- [INPUT]:

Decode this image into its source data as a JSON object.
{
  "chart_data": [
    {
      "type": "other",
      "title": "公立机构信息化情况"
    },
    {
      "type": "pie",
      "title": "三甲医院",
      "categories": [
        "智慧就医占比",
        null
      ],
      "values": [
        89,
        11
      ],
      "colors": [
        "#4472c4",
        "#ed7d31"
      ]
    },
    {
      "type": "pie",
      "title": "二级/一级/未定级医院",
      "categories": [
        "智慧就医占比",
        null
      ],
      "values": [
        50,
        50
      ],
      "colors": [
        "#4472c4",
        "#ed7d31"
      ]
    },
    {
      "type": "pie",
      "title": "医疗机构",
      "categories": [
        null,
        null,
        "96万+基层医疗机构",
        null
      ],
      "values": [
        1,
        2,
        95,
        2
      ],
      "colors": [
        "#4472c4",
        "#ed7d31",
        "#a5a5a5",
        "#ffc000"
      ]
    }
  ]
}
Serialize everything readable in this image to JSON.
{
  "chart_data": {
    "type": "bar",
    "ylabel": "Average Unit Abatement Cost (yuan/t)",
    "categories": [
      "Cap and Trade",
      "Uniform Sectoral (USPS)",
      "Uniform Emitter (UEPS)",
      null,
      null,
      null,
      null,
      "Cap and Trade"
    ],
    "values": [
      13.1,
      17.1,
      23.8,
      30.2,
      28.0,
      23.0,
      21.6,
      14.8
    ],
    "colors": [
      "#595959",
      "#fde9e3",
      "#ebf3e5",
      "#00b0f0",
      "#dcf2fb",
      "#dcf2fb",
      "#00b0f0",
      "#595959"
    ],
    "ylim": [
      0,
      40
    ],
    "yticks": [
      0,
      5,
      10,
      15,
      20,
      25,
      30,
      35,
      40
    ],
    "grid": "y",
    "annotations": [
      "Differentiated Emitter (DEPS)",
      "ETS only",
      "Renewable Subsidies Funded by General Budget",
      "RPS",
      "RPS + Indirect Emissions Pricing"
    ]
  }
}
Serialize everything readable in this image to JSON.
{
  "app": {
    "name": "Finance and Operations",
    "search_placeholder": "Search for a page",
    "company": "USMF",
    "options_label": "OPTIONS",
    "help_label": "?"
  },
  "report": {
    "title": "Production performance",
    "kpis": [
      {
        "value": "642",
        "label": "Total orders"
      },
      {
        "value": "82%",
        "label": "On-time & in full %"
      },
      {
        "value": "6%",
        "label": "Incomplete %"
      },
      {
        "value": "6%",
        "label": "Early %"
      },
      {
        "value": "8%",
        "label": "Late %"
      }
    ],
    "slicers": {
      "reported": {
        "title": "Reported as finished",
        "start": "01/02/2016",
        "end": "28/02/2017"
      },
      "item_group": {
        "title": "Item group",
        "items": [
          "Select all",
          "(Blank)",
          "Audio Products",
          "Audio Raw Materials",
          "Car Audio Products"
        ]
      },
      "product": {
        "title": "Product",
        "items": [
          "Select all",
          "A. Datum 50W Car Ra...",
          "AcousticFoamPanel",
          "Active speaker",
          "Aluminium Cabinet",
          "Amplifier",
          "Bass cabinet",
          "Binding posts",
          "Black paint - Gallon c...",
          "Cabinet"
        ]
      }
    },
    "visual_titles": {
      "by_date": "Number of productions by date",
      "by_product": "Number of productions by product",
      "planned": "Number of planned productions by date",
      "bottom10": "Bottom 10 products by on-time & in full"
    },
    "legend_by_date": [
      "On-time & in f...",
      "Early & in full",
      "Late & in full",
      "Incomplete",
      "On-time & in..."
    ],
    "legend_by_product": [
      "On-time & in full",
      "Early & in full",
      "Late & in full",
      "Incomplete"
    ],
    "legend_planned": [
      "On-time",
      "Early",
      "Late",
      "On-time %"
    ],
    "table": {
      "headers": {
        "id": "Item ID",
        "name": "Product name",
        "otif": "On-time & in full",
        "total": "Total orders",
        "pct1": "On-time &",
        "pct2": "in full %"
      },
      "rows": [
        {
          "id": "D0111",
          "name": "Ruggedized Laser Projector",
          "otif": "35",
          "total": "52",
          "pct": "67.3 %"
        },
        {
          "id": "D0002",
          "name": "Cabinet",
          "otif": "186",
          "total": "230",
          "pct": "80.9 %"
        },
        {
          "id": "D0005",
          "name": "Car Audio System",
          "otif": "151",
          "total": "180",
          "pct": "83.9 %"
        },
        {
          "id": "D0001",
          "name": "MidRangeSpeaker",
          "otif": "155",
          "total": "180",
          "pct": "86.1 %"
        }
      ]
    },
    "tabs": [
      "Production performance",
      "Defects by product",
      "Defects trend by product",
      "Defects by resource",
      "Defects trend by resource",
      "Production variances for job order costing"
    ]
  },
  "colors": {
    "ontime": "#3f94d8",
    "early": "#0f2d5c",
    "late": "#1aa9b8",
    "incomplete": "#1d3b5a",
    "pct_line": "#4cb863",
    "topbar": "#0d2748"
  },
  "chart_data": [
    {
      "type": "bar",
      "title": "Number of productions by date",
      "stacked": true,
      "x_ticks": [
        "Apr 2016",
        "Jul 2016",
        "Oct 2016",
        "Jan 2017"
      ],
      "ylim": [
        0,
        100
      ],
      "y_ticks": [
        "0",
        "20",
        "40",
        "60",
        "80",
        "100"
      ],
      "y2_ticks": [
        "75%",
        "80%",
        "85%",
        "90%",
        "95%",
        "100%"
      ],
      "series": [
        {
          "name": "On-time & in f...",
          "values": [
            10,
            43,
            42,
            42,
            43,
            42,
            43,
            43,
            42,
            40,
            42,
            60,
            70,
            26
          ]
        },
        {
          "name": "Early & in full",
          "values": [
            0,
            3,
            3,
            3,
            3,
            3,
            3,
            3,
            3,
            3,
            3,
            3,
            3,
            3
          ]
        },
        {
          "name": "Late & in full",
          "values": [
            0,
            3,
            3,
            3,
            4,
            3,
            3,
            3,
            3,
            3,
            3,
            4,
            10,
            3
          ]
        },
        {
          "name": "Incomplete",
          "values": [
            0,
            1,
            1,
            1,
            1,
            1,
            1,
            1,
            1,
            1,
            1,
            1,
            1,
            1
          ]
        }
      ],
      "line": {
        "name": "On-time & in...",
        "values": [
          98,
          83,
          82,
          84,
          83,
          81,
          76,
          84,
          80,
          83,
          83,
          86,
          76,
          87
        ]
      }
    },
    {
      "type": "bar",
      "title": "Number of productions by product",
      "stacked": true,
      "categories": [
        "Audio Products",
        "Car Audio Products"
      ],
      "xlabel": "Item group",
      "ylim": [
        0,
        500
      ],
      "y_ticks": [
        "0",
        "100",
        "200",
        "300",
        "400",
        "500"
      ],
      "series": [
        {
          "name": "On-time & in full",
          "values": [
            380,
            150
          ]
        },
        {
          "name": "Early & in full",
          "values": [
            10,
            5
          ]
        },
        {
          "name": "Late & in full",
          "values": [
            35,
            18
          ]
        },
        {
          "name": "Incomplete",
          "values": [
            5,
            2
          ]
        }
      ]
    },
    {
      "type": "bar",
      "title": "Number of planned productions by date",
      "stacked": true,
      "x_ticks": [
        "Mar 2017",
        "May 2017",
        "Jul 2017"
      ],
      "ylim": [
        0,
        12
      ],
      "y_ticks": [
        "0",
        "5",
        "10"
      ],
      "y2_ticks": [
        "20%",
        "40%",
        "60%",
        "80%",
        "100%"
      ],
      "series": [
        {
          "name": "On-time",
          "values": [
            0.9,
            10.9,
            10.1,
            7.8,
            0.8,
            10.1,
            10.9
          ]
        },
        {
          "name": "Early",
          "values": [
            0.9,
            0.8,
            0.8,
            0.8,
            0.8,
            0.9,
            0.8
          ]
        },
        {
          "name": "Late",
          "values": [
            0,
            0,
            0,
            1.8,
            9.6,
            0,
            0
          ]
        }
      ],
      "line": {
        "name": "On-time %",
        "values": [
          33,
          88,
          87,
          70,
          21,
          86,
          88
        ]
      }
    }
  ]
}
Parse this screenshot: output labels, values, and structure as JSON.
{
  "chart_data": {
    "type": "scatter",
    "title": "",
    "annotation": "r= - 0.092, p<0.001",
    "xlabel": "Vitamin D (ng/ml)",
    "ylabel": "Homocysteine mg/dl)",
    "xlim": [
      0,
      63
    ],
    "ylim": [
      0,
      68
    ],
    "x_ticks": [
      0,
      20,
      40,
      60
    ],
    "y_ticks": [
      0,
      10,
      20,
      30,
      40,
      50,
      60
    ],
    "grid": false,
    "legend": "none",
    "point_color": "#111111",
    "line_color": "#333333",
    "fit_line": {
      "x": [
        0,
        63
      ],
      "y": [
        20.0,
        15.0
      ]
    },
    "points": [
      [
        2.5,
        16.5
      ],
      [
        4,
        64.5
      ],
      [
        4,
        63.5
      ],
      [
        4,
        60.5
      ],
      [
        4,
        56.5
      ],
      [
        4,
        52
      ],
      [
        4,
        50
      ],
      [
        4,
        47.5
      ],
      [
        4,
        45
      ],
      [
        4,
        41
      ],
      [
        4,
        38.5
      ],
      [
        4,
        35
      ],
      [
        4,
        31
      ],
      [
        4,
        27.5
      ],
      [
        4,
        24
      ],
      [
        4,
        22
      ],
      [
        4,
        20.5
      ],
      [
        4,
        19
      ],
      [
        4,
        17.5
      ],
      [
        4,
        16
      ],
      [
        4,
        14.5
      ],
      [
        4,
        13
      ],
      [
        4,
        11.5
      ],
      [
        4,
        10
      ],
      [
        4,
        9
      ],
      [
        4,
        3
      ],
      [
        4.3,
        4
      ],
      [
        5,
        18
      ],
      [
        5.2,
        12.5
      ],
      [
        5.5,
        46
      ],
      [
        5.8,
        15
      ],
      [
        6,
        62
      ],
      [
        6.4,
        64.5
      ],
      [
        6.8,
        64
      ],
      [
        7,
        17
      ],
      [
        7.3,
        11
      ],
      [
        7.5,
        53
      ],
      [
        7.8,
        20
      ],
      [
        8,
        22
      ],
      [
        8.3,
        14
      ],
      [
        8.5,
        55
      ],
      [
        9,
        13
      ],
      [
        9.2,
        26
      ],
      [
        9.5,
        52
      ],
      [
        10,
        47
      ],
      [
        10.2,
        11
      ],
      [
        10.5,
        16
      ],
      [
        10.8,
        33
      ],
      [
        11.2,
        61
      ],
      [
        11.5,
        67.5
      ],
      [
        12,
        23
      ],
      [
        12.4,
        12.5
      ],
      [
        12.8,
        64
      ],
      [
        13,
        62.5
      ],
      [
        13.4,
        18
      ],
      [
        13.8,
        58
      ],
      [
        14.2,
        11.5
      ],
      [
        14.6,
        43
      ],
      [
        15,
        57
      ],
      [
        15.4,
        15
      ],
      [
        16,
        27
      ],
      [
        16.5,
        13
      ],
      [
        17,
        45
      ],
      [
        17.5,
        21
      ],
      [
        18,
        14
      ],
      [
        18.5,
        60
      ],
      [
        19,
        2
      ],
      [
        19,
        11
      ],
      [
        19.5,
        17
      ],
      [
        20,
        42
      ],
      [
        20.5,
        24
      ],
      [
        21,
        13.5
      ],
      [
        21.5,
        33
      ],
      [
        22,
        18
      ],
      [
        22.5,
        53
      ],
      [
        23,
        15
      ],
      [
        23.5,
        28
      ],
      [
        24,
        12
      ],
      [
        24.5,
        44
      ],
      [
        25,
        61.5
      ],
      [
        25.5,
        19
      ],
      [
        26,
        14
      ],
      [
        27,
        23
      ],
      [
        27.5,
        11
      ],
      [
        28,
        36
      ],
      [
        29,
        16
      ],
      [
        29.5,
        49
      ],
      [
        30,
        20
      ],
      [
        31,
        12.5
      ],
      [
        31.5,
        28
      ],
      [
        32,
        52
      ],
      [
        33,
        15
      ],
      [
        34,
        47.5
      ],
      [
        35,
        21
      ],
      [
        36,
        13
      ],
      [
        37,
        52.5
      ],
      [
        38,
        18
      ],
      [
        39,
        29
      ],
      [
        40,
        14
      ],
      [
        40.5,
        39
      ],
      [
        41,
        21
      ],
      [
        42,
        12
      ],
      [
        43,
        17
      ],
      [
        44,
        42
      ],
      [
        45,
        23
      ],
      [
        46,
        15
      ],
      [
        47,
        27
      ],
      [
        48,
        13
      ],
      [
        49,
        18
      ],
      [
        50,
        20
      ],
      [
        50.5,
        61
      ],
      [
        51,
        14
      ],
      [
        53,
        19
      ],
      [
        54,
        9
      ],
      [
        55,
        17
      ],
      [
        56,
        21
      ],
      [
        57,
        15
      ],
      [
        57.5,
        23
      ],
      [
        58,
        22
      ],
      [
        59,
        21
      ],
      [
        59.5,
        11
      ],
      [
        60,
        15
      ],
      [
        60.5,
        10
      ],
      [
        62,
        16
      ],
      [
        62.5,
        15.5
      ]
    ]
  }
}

- [THE REQUEST]: Copy each line above that contains the word "otif".

- [EXERCISE SOLUTION]:
        "otif": "On-time & in full",
          "otif": "35",
          "otif": "186",
          "otif": "151",
          "otif": "155",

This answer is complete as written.